[Alıştırma Görevleri]
[1] Değer paradoksu yazısına göre bu paradoksun öteki adı nedir?
[2] Değer paradoksu yazısını son cümlesinden sonra devam ettir.

Adam Smith'in meşhur değer paradoksu malumunuzdur. Elmas-Su Paradoksu da denilir. Normal şartlarda herhangi bir malın kullanım değerinin, değişim değerini belirlemesi gerekir.

Yüksek değeri olan herhangi bir malın değişim değerinin de yüksek olması lazım.

Oysa teori dışında

Gerçek hayatta

Kullanım değeri yüksek olan malların, çoğu kez değişim değerleri hiç yoktur veya tam tersine değişim değeri yüksek olan malların, çoğu kez kullanım değerleri hiç yoktur.

Adam Smith'in değer paradoksu daha basit bir anlatımla, hayati derecede önemli olan su ile hiçbir şey satın alamazsınız. Ne ki; kullanım değeri olmayan elmas ile her maldan çok fazla miktarda satın alabilirsiniz.

Satın alacak gücünüzün olmaması sizi değersiz yapmaz! Başka bir ifadeyle de satın alma gücünüz sizi çok değerli yapmaz.

Türkiye sudur

Hayat kaynağı su!

ABD elmastır.

Ama hangi şartlarda biliyor musunuz?

Çölde olduğunuzu düşünün.

Cebinizde

Milyonlarca dolar tutarında

Elmas var

Ama su yok.

Oldukça susamışsınız.

Diliniz damağınız kurumuş,

Dudaklarınız çatlamış susuzluktan.

Bu şartlar da

Su mu değerlidir?

Cebinizdeki yüklüce miktarda ki elmas mı?

Türkiye'nin değeri de

Çöldeki su misalidir.

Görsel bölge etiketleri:
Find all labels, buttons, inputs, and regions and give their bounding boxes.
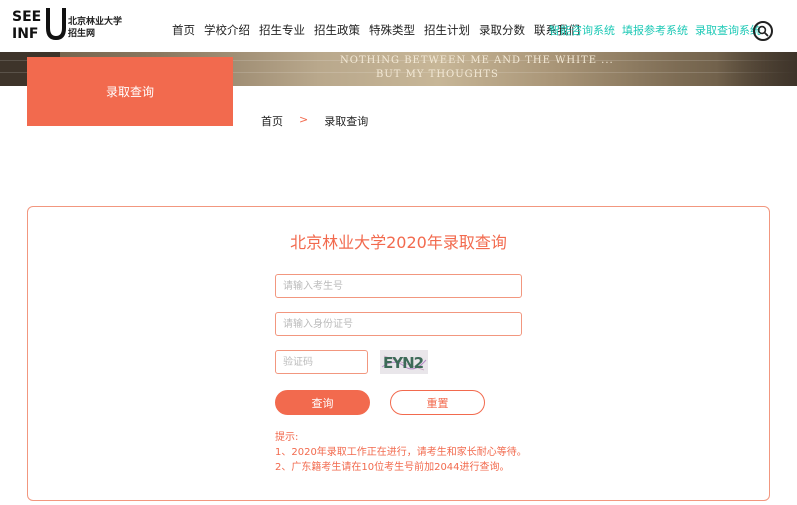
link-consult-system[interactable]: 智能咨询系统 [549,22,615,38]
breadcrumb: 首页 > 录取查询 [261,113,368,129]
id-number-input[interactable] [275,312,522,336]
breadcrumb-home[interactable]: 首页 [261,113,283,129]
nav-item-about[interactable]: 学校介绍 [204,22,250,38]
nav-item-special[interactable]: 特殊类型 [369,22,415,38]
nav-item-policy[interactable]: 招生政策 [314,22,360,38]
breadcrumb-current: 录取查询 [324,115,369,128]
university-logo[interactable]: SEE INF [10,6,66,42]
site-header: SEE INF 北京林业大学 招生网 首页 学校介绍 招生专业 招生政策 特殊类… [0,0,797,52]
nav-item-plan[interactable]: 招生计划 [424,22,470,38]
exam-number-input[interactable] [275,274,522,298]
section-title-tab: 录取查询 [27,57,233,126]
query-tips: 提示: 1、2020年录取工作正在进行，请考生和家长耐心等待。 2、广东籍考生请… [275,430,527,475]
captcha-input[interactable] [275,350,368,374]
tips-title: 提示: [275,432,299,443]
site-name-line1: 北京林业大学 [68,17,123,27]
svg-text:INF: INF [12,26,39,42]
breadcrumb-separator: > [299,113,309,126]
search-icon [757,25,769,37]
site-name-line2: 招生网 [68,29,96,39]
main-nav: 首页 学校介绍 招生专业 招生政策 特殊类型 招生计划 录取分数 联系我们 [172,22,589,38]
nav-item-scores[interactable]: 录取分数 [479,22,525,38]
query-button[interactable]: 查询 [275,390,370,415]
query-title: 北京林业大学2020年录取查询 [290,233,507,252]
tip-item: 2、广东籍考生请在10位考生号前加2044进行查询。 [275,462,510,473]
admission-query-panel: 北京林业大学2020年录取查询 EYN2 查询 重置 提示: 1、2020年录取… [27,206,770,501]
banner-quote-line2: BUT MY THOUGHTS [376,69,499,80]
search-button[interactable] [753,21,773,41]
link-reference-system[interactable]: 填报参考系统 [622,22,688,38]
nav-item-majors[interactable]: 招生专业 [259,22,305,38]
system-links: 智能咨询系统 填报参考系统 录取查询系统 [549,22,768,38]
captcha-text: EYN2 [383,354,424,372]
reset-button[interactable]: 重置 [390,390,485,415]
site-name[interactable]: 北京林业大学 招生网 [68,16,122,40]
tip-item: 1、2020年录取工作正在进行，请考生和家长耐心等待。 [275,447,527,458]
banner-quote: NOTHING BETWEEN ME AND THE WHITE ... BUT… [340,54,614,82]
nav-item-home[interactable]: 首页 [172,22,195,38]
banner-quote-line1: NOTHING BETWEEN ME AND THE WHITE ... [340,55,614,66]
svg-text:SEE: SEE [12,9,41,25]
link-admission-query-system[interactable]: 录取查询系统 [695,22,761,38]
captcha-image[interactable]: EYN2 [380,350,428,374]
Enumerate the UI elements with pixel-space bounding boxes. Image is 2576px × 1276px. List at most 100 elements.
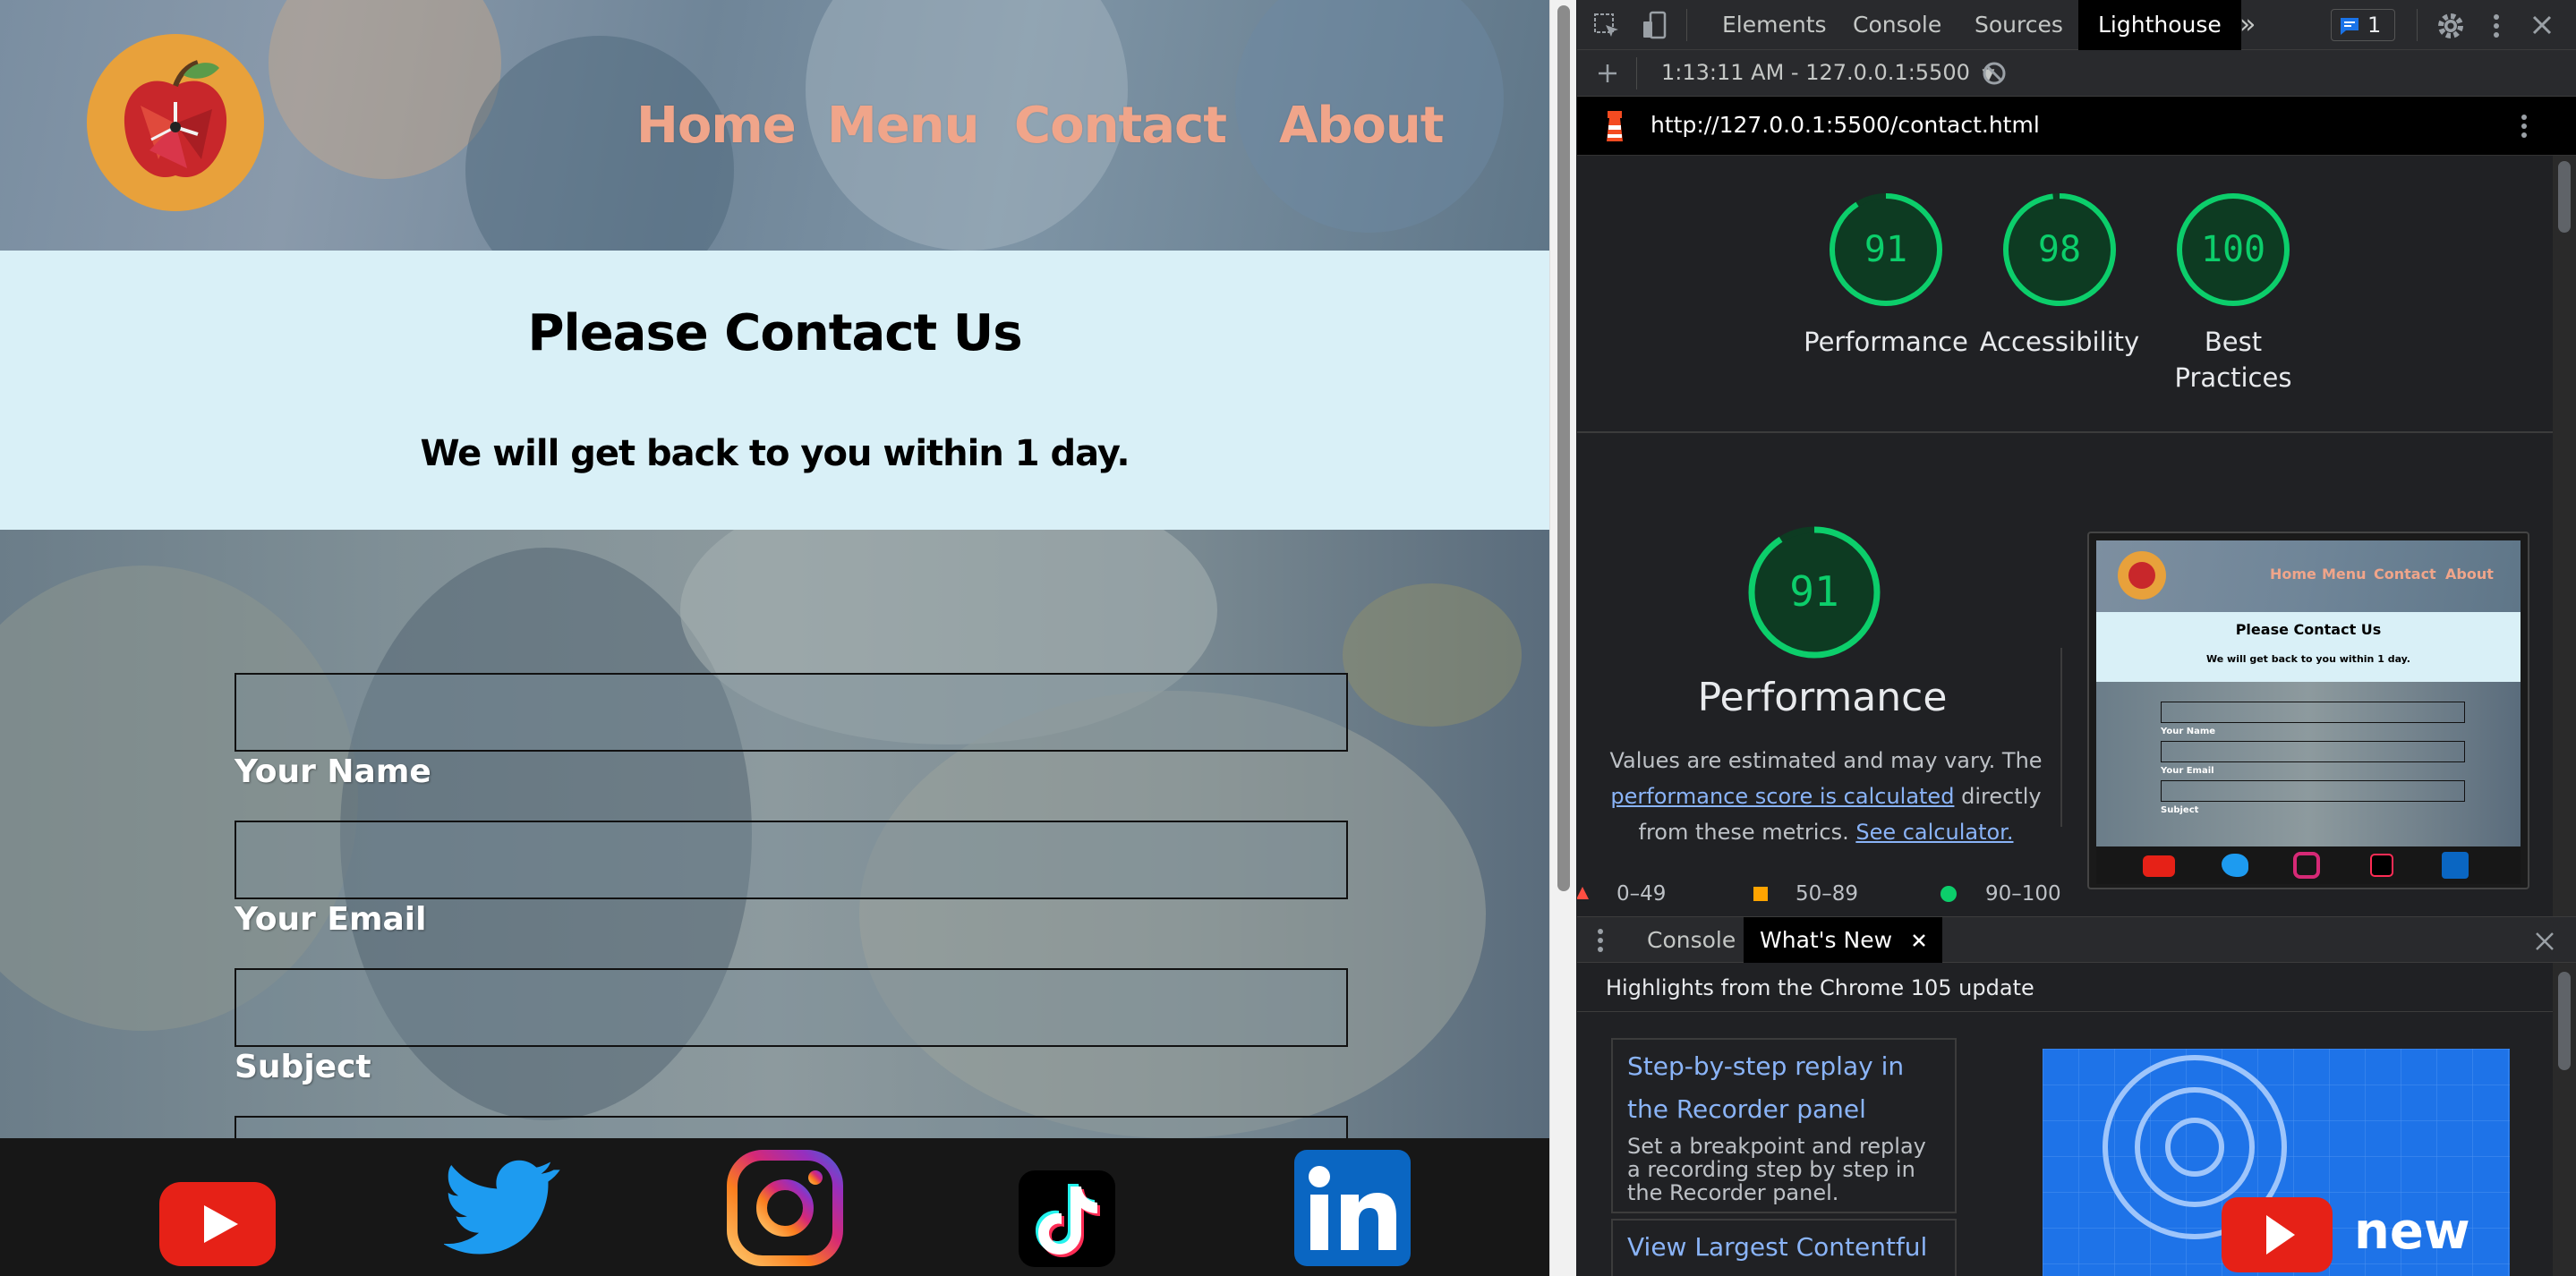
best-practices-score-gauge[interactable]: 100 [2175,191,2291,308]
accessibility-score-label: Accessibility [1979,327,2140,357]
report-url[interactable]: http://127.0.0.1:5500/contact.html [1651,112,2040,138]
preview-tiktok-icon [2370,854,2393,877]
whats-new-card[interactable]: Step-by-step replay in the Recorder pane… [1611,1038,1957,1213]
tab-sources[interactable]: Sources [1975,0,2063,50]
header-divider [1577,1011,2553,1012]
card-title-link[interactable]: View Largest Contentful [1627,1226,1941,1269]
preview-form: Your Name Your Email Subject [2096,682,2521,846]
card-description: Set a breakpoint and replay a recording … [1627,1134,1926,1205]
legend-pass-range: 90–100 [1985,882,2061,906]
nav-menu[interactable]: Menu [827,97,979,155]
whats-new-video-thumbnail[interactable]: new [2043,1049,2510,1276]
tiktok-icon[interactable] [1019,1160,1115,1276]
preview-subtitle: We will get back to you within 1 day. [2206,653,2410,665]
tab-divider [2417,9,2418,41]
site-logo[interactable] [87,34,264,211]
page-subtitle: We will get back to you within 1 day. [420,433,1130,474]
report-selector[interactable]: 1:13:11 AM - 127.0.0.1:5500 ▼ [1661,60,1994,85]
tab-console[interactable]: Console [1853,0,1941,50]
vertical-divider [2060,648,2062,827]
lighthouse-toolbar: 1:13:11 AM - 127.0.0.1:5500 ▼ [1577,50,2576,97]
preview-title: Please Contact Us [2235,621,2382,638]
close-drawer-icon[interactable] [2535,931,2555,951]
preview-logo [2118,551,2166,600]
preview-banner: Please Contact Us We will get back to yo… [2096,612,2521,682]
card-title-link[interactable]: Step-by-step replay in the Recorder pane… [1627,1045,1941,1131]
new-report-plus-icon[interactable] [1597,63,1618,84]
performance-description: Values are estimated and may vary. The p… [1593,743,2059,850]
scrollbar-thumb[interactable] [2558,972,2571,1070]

[Cevaplar]
[1] Elmas-Su Paradoksu.

[2]
Çünkü yeryüzünün vicdanına sesleniyor Türkiye? Milletleri toplulukları vicdanından yakalamıştır. Bütün kıtalarda olduğu gibi Avrupa'daki Amerika'daki insanlar da bunları görüyor.

Çünkü batı uygarlığının

Sömürgeleştirdiği

Ülkelerdeki yoksulluğa

Türkiye el uzatmıştır.

Afrika'da hangi ülkeyi sayayım ki! Afrika'yı bugün suya kavuşturan Türkiyedir. Bilinçli tarım kolonileri oluşturan Türkiyedir. Açlık ve sefalete son vermek için Afrika'da sadece Türkiye var. Birleşmiş milletler sözüm ona oradadır. Sahibini ısırmayan misali…

Savaştan kaçanın sığındığı ülke Türkiye'dir.

Zulümden kaçanın sığındığı ülke Türkiye'dir.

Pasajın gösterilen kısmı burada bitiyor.